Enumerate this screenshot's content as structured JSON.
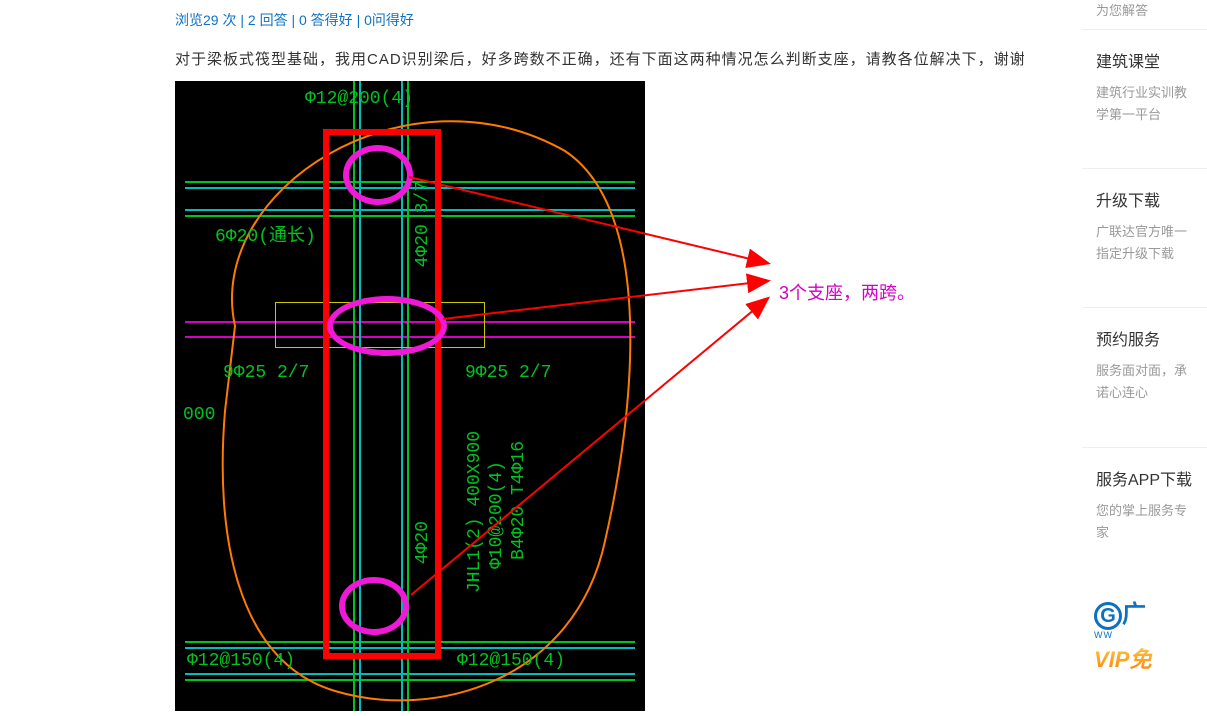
{
  "meta": {
    "views_label": "浏览29 次",
    "sep": " | ",
    "answers": "2 回答",
    "good_answers": "0 答得好",
    "good_questions": "0问得好"
  },
  "description": "对于梁板式筏型基础，我用CAD识别梁后，好多跨数不正确，还有下面这两种情况怎么判断支座，请教各位解决下，谢谢",
  "annotation": "3个支座，两跨。",
  "cad_text": {
    "top_dim": "Φ12@200(4)",
    "left_beam": "6Φ20(通长)",
    "mid_spec_right": "4Φ20 3/7",
    "left_bot": "9Φ25 2/7",
    "right_bot": "9Φ25 2/7",
    "frag_000": "000",
    "vlabel_jhl": "JHL1(2) 400X900",
    "vlabel_phi": "Φ10@200(4)",
    "vlabel_b4": "B4Φ20 T4Φ16",
    "vlabel_4phi20": "4Φ20",
    "bot_left": "Φ12@150(4)",
    "bot_right": "Φ12@150(4)"
  },
  "sidebar": {
    "top_trunc": "为您解答",
    "cards": [
      {
        "title": "建筑课堂",
        "desc": "建筑行业实训教学第一平台"
      },
      {
        "title": "升级下载",
        "desc": "广联达官方唯一指定升级下载"
      },
      {
        "title": "预约服务",
        "desc": "服务面对面，承诺心连心"
      },
      {
        "title": "服务APP下载",
        "desc": "您的掌上服务专家"
      }
    ],
    "promo_g": "G",
    "promo_brand": "广",
    "promo_sub": "WW",
    "promo_vip": "VIP免"
  }
}
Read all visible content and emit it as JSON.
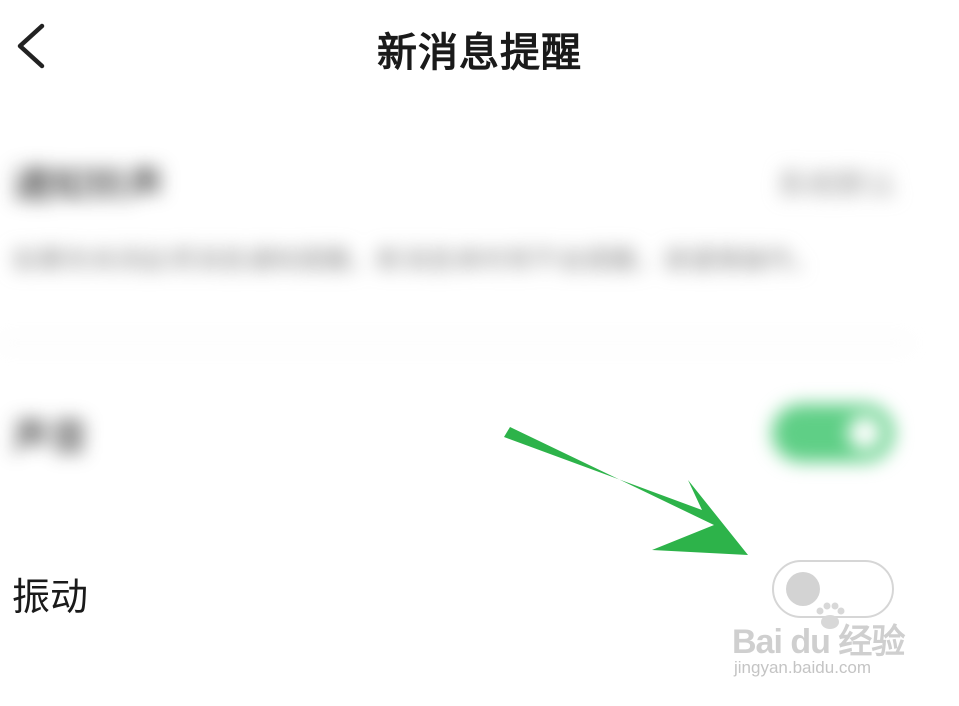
{
  "header": {
    "title": "新消息提醒",
    "back_icon": "chevron-left-icon"
  },
  "settings": {
    "rows": [
      {
        "label": "通知铃声",
        "value": "系统默认",
        "description": "如果你关闭此项消息通知提醒，新消息来时将不会提醒，请谨慎操作。",
        "blurred": true
      },
      {
        "label": "声音",
        "toggle_on": true,
        "blurred": true
      },
      {
        "label": "振动",
        "toggle_on": false,
        "blurred": false
      }
    ]
  },
  "annotation": {
    "arrow_color": "#2db34a",
    "points_to": "vibration-toggle"
  },
  "watermark": {
    "logo": "Bai du 经验",
    "url": "jingyan.baidu.com"
  },
  "colors": {
    "toggle_on": "#5fcf86",
    "toggle_off_track": "#ffffff",
    "toggle_off_knob": "#d3d3d3",
    "arrow": "#2db34a"
  }
}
──────────────────────────────
- Given exercise: All preceding records should be duplicated verbatim, images excepted.

- Result:
Enumerate this screenshot's content as structured JSON.
{
  "meta": {
    "views_label": "浏览29 次",
    "sep": " | ",
    "answers": "2 回答",
    "good_answers": "0 答得好",
    "good_questions": "0问得好"
  },
  "description": "对于梁板式筏型基础，我用CAD识别梁后，好多跨数不正确，还有下面这两种情况怎么判断支座，请教各位解决下，谢谢",
  "annotation": "3个支座，两跨。",
  "cad_text": {
    "top_dim": "Φ12@200(4)",
    "left_beam": "6Φ20(通长)",
    "mid_spec_right": "4Φ20 3/7",
    "left_bot": "9Φ25 2/7",
    "right_bot": "9Φ25 2/7",
    "frag_000": "000",
    "vlabel_jhl": "JHL1(2) 400X900",
    "vlabel_phi": "Φ10@200(4)",
    "vlabel_b4": "B4Φ20 T4Φ16",
    "vlabel_4phi20": "4Φ20",
    "bot_left": "Φ12@150(4)",
    "bot_right": "Φ12@150(4)"
  },
  "sidebar": {
    "top_trunc": "为您解答",
    "cards": [
      {
        "title": "建筑课堂",
        "desc": "建筑行业实训教学第一平台"
      },
      {
        "title": "升级下载",
        "desc": "广联达官方唯一指定升级下载"
      },
      {
        "title": "预约服务",
        "desc": "服务面对面，承诺心连心"
      },
      {
        "title": "服务APP下载",
        "desc": "您的掌上服务专家"
      }
    ],
    "promo_g": "G",
    "promo_brand": "广",
    "promo_sub": "WW",
    "promo_vip": "VIP免"
  }
}
Read all visible content and emit it as JSON.
{
  "header": {
    "title": "新消息提醒",
    "back_icon": "chevron-left-icon"
  },
  "settings": {
    "rows": [
      {
        "label": "通知铃声",
        "value": "系统默认",
        "description": "如果你关闭此项消息通知提醒，新消息来时将不会提醒，请谨慎操作。",
        "blurred": true
      },
      {
        "label": "声音",
        "toggle_on": true,
        "blurred": true
      },
      {
        "label": "振动",
        "toggle_on": false,
        "blurred": false
      }
    ]
  },
  "annotation": {
    "arrow_color": "#2db34a",
    "points_to": "vibration-toggle"
  },
  "watermark": {
    "logo": "Bai du 经验",
    "url": "jingyan.baidu.com"
  },
  "colors": {
    "toggle_on": "#5fcf86",
    "toggle_off_track": "#ffffff",
    "toggle_off_knob": "#d3d3d3",
    "arrow": "#2db34a"
  }
}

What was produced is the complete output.